begin Record extracts
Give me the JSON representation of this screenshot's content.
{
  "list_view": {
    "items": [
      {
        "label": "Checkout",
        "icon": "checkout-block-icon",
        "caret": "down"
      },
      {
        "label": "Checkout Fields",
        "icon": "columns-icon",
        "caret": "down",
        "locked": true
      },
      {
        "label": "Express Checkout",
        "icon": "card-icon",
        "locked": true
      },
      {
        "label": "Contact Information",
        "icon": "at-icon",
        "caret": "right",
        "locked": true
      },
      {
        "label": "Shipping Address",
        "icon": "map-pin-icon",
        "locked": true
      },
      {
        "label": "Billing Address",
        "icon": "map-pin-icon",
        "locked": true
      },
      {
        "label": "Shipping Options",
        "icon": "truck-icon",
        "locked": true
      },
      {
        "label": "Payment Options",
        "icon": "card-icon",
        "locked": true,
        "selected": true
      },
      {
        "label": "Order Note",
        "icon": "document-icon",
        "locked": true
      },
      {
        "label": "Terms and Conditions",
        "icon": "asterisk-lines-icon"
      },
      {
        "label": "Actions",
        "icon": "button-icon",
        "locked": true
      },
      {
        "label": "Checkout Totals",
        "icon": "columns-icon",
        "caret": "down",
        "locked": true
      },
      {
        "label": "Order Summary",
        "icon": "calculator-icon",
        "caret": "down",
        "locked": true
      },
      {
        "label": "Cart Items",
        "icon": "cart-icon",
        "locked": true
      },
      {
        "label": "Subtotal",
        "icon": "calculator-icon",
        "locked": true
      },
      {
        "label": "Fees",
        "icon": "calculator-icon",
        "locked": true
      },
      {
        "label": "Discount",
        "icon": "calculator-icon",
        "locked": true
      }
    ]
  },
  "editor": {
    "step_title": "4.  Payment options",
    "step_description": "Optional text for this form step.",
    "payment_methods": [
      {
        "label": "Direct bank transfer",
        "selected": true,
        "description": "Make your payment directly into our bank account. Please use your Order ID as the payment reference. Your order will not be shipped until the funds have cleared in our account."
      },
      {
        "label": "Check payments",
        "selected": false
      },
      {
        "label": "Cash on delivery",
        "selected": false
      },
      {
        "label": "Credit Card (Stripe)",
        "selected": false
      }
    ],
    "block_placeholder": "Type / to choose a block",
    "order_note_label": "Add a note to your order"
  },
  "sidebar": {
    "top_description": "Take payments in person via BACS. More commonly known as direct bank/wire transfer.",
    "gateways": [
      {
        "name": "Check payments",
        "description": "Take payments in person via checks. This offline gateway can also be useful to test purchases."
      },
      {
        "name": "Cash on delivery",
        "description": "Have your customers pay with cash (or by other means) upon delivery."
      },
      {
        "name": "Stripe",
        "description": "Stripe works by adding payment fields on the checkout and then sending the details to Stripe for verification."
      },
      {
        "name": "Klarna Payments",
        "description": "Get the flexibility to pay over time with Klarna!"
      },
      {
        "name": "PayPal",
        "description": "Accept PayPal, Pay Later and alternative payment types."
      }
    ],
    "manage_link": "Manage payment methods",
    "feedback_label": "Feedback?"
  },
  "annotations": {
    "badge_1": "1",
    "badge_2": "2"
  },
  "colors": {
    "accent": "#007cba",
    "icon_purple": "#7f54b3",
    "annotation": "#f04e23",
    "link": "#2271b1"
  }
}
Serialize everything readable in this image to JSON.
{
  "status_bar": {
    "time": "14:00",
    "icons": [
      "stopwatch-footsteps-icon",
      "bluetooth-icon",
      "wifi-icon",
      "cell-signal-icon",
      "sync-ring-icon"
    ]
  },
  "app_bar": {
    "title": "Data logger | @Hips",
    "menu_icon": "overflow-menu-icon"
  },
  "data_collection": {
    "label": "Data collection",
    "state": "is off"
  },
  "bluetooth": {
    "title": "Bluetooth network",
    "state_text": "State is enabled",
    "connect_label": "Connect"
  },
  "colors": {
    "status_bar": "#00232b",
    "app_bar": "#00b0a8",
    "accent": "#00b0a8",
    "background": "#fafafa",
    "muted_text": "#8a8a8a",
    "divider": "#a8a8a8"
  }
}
end Record extracts
Problem: Repeat the data verbatim.

Exercise result:
Give me the JSON representation of this screenshot's content.
{
  "list_view": {
    "items": [
      {
        "label": "Checkout",
        "icon": "checkout-block-icon",
        "caret": "down"
      },
      {
        "label": "Checkout Fields",
        "icon": "columns-icon",
        "caret": "down",
        "locked": true
      },
      {
        "label": "Express Checkout",
        "icon": "card-icon",
        "locked": true
      },
      {
        "label": "Contact Information",
        "icon": "at-icon",
        "caret": "right",
        "locked": true
      },
      {
        "label": "Shipping Address",
        "icon": "map-pin-icon",
        "locked": true
      },
      {
        "label": "Billing Address",
        "icon": "map-pin-icon",
        "locked": true
      },
      {
        "label": "Shipping Options",
        "icon": "truck-icon",
        "locked": true
      },
      {
        "label": "Payment Options",
        "icon": "card-icon",
        "locked": true,
        "selected": true
      },
      {
        "label": "Order Note",
        "icon": "document-icon",
        "locked": true
      },
      {
        "label": "Terms and Conditions",
        "icon": "asterisk-lines-icon"
      },
      {
        "label": "Actions",
        "icon": "button-icon",
        "locked": true
      },
      {
        "label": "Checkout Totals",
        "icon": "columns-icon",
        "caret": "down",
        "locked": true
      },
      {
        "label": "Order Summary",
        "icon": "calculator-icon",
        "caret": "down",
        "locked": true
      },
      {
        "label": "Cart Items",
        "icon": "cart-icon",
        "locked": true
      },
      {
        "label": "Subtotal",
        "icon": "calculator-icon",
        "locked": true
      },
      {
        "label": "Fees",
        "icon": "calculator-icon",
        "locked": true
      },
      {
        "label": "Discount",
        "icon": "calculator-icon",
        "locked": true
      }
    ]
  },
  "editor": {
    "step_title": "4.  Payment options",
    "step_description": "Optional text for this form step.",
    "payment_methods": [
      {
        "label": "Direct bank transfer",
        "selected": true,
        "description": "Make your payment directly into our bank account. Please use your Order ID as the payment reference. Your order will not be shipped until the funds have cleared in our account."
      },
      {
        "label": "Check payments",
        "selected": false
      },
      {
        "label": "Cash on delivery",
        "selected": false
      },
      {
        "label": "Credit Card (Stripe)",
        "selected": false
      }
    ],
    "block_placeholder": "Type / to choose a block",
    "order_note_label": "Add a note to your order"
  },
  "sidebar": {
    "top_description": "Take payments in person via BACS. More commonly known as direct bank/wire transfer.",
    "gateways": [
      {
        "name": "Check payments",
        "description": "Take payments in person via checks. This offline gateway can also be useful to test purchases."
      },
      {
        "name": "Cash on delivery",
        "description": "Have your customers pay with cash (or by other means) upon delivery."
      },
      {
        "name": "Stripe",
        "description": "Stripe works by adding payment fields on the checkout and then sending the details to Stripe for verification."
      },
      {
        "name": "Klarna Payments",
        "description": "Get the flexibility to pay over time with Klarna!"
      },
      {
        "name": "PayPal",
        "description": "Accept PayPal, Pay Later and alternative payment types."
      }
    ],
    "manage_link": "Manage payment methods",
    "feedback_label": "Feedback?"
  },
  "annotations": {
    "badge_1": "1",
    "badge_2": "2"
  },
  "colors": {
    "accent": "#007cba",
    "icon_purple": "#7f54b3",
    "annotation": "#f04e23",
    "link": "#2271b1"
  }
}
Serialize everything readable in this image to JSON.
{
  "status_bar": {
    "time": "14:00",
    "icons": [
      "stopwatch-footsteps-icon",
      "bluetooth-icon",
      "wifi-icon",
      "cell-signal-icon",
      "sync-ring-icon"
    ]
  },
  "app_bar": {
    "title": "Data logger | @Hips",
    "menu_icon": "overflow-menu-icon"
  },
  "data_collection": {
    "label": "Data collection",
    "state": "is off"
  },
  "bluetooth": {
    "title": "Bluetooth network",
    "state_text": "State is enabled",
    "connect_label": "Connect"
  },
  "colors": {
    "status_bar": "#00232b",
    "app_bar": "#00b0a8",
    "accent": "#00b0a8",
    "background": "#fafafa",
    "muted_text": "#8a8a8a",
    "divider": "#a8a8a8"
  }
}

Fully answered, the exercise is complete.